>> start RECORDS SUPPLIED

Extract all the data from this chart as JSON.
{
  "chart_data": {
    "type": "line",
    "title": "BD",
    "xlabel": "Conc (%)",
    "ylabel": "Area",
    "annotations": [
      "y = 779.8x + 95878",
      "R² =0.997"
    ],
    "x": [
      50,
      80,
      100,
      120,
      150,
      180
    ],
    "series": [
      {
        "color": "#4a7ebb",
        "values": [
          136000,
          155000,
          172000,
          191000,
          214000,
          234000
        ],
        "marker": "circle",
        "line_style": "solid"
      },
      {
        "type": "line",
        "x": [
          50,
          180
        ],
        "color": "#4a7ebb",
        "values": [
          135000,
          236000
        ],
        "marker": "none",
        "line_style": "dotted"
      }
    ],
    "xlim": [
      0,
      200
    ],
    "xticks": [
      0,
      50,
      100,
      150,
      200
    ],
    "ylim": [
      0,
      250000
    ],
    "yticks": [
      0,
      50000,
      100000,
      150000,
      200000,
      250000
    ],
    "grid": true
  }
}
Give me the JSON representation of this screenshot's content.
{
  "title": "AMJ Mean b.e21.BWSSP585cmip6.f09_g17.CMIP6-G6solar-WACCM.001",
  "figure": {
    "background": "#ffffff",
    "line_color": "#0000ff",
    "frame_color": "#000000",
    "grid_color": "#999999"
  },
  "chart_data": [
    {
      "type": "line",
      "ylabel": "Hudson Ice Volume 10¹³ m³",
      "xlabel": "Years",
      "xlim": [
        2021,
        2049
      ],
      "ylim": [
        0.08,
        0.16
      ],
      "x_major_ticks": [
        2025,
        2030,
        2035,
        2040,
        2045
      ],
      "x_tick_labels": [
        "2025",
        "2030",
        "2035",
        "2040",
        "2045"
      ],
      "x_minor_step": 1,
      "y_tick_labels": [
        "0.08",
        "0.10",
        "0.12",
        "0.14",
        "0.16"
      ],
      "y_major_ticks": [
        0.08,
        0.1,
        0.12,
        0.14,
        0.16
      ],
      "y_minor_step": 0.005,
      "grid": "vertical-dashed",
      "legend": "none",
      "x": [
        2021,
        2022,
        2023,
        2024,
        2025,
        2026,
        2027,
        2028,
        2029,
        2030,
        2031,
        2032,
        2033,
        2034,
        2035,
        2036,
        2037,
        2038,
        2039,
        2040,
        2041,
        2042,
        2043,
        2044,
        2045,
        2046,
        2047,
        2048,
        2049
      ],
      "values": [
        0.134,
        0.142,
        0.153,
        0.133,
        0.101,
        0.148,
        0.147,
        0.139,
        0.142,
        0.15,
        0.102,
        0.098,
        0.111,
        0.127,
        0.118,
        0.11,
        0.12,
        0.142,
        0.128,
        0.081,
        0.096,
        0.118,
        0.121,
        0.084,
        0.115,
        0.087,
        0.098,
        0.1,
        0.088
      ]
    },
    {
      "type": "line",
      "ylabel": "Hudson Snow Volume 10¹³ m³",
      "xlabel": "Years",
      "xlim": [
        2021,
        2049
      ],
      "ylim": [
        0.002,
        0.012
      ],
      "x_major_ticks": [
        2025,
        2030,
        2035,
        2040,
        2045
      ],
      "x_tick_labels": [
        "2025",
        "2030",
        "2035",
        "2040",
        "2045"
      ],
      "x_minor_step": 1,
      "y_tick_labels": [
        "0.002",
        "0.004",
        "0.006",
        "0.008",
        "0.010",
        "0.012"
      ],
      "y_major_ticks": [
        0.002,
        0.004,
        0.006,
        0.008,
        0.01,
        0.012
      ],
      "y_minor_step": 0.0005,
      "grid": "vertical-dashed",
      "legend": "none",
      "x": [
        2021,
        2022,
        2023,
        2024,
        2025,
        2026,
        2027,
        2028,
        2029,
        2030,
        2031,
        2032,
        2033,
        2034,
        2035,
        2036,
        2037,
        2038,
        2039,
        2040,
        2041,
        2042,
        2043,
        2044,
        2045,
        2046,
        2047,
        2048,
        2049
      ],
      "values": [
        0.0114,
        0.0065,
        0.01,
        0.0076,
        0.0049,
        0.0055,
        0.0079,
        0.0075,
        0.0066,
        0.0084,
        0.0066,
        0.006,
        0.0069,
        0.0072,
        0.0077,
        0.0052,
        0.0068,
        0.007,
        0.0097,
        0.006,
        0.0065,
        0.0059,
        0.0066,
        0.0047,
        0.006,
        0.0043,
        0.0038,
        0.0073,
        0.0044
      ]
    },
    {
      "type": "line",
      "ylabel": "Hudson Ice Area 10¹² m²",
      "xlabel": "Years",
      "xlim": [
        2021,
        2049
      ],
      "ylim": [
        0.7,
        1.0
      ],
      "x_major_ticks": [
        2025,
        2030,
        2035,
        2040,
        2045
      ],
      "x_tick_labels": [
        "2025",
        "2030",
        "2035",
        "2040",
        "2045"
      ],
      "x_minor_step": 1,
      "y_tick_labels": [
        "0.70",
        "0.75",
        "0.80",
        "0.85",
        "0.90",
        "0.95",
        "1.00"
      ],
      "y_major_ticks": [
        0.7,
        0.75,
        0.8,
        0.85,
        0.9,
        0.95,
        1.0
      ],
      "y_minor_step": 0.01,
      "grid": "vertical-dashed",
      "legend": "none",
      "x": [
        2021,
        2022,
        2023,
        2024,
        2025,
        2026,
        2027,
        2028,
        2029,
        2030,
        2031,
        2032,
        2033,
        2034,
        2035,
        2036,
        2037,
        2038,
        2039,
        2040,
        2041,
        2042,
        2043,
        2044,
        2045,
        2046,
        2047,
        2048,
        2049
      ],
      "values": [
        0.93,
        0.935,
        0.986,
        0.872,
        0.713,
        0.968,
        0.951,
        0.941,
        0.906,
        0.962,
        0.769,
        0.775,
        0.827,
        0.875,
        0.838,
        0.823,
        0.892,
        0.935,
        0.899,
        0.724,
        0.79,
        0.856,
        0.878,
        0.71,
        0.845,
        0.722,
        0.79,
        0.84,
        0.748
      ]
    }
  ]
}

>> end RECORDS SUPPLIED

STATED TASK >> Your task is to transcribe the material exactly.

FULL RESPONSE >>
Extract all the data from this chart as JSON.
{
  "chart_data": {
    "type": "line",
    "title": "BD",
    "xlabel": "Conc (%)",
    "ylabel": "Area",
    "annotations": [
      "y = 779.8x + 95878",
      "R² =0.997"
    ],
    "x": [
      50,
      80,
      100,
      120,
      150,
      180
    ],
    "series": [
      {
        "color": "#4a7ebb",
        "values": [
          136000,
          155000,
          172000,
          191000,
          214000,
          234000
        ],
        "marker": "circle",
        "line_style": "solid"
      },
      {
        "type": "line",
        "x": [
          50,
          180
        ],
        "color": "#4a7ebb",
        "values": [
          135000,
          236000
        ],
        "marker": "none",
        "line_style": "dotted"
      }
    ],
    "xlim": [
      0,
      200
    ],
    "xticks": [
      0,
      50,
      100,
      150,
      200
    ],
    "ylim": [
      0,
      250000
    ],
    "yticks": [
      0,
      50000,
      100000,
      150000,
      200000,
      250000
    ],
    "grid": true
  }
}
Give me the JSON representation of this screenshot's content.
{
  "title": "AMJ Mean b.e21.BWSSP585cmip6.f09_g17.CMIP6-G6solar-WACCM.001",
  "figure": {
    "background": "#ffffff",
    "line_color": "#0000ff",
    "frame_color": "#000000",
    "grid_color": "#999999"
  },
  "chart_data": [
    {
      "type": "line",
      "ylabel": "Hudson Ice Volume 10¹³ m³",
      "xlabel": "Years",
      "xlim": [
        2021,
        2049
      ],
      "ylim": [
        0.08,
        0.16
      ],
      "x_major_ticks": [
        2025,
        2030,
        2035,
        2040,
        2045
      ],
      "x_tick_labels": [
        "2025",
        "2030",
        "2035",
        "2040",
        "2045"
      ],
      "x_minor_step": 1,
      "y_tick_labels": [
        "0.08",
        "0.10",
        "0.12",
        "0.14",
        "0.16"
      ],
      "y_major_ticks": [
        0.08,
        0.1,
        0.12,
        0.14,
        0.16
      ],
      "y_minor_step": 0.005,
      "grid": "vertical-dashed",
      "legend": "none",
      "x": [
        2021,
        2022,
        2023,
        2024,
        2025,
        2026,
        2027,
        2028,
        2029,
        2030,
        2031,
        2032,
        2033,
        2034,
        2035,
        2036,
        2037,
        2038,
        2039,
        2040,
        2041,
        2042,
        2043,
        2044,
        2045,
        2046,
        2047,
        2048,
        2049
      ],
      "values": [
        0.134,
        0.142,
        0.153,
        0.133,
        0.101,
        0.148,
        0.147,
        0.139,
        0.142,
        0.15,
        0.102,
        0.098,
        0.111,
        0.127,
        0.118,
        0.11,
        0.12,
        0.142,
        0.128,
        0.081,
        0.096,
        0.118,
        0.121,
        0.084,
        0.115,
        0.087,
        0.098,
        0.1,
        0.088
      ]
    },
    {
      "type": "line",
      "ylabel": "Hudson Snow Volume 10¹³ m³",
      "xlabel": "Years",
      "xlim": [
        2021,
        2049
      ],
      "ylim": [
        0.002,
        0.012
      ],
      "x_major_ticks": [
        2025,
        2030,
        2035,
        2040,
        2045
      ],
      "x_tick_labels": [
        "2025",
        "2030",
        "2035",
        "2040",
        "2045"
      ],
      "x_minor_step": 1,
      "y_tick_labels": [
        "0.002",
        "0.004",
        "0.006",
        "0.008",
        "0.010",
        "0.012"
      ],
      "y_major_ticks": [
        0.002,
        0.004,
        0.006,
        0.008,
        0.01,
        0.012
      ],
      "y_minor_step": 0.0005,
      "grid": "vertical-dashed",
      "legend": "none",
      "x": [
        2021,
        2022,
        2023,
        2024,
        2025,
        2026,
        2027,
        2028,
        2029,
        2030,
        2031,
        2032,
        2033,
        2034,
        2035,
        2036,
        2037,
        2038,
        2039,
        2040,
        2041,
        2042,
        2043,
        2044,
        2045,
        2046,
        2047,
        2048,
        2049
      ],
      "values": [
        0.0114,
        0.0065,
        0.01,
        0.0076,
        0.0049,
        0.0055,
        0.0079,
        0.0075,
        0.0066,
        0.0084,
        0.0066,
        0.006,
        0.0069,
        0.0072,
        0.0077,
        0.0052,
        0.0068,
        0.007,
        0.0097,
        0.006,
        0.0065,
        0.0059,
        0.0066,
        0.0047,
        0.006,
        0.0043,
        0.0038,
        0.0073,
        0.0044
      ]
    },
    {
      "type": "line",
      "ylabel": "Hudson Ice Area 10¹² m²",
      "xlabel": "Years",
      "xlim": [
        2021,
        2049
      ],
      "ylim": [
        0.7,
        1.0
      ],
      "x_major_ticks": [
        2025,
        2030,
        2035,
        2040,
        2045
      ],
      "x_tick_labels": [
        "2025",
        "2030",
        "2035",
        "2040",
        "2045"
      ],
      "x_minor_step": 1,
      "y_tick_labels": [
        "0.70",
        "0.75",
        "0.80",
        "0.85",
        "0.90",
        "0.95",
        "1.00"
      ],
      "y_major_ticks": [
        0.7,
        0.75,
        0.8,
        0.85,
        0.9,
        0.95,
        1.0
      ],
      "y_minor_step": 0.01,
      "grid": "vertical-dashed",
      "legend": "none",
      "x": [
        2021,
        2022,
        2023,
        2024,
        2025,
        2026,
        2027,
        2028,
        2029,
        2030,
        2031,
        2032,
        2033,
        2034,
        2035,
        2036,
        2037,
        2038,
        2039,
        2040,
        2041,
        2042,
        2043,
        2044,
        2045,
        2046,
        2047,
        2048,
        2049
      ],
      "values": [
        0.93,
        0.935,
        0.986,
        0.872,
        0.713,
        0.968,
        0.951,
        0.941,
        0.906,
        0.962,
        0.769,
        0.775,
        0.827,
        0.875,
        0.838,
        0.823,
        0.892,
        0.935,
        0.899,
        0.724,
        0.79,
        0.856,
        0.878,
        0.71,
        0.845,
        0.722,
        0.79,
        0.84,
        0.748
      ]
    }
  ]
}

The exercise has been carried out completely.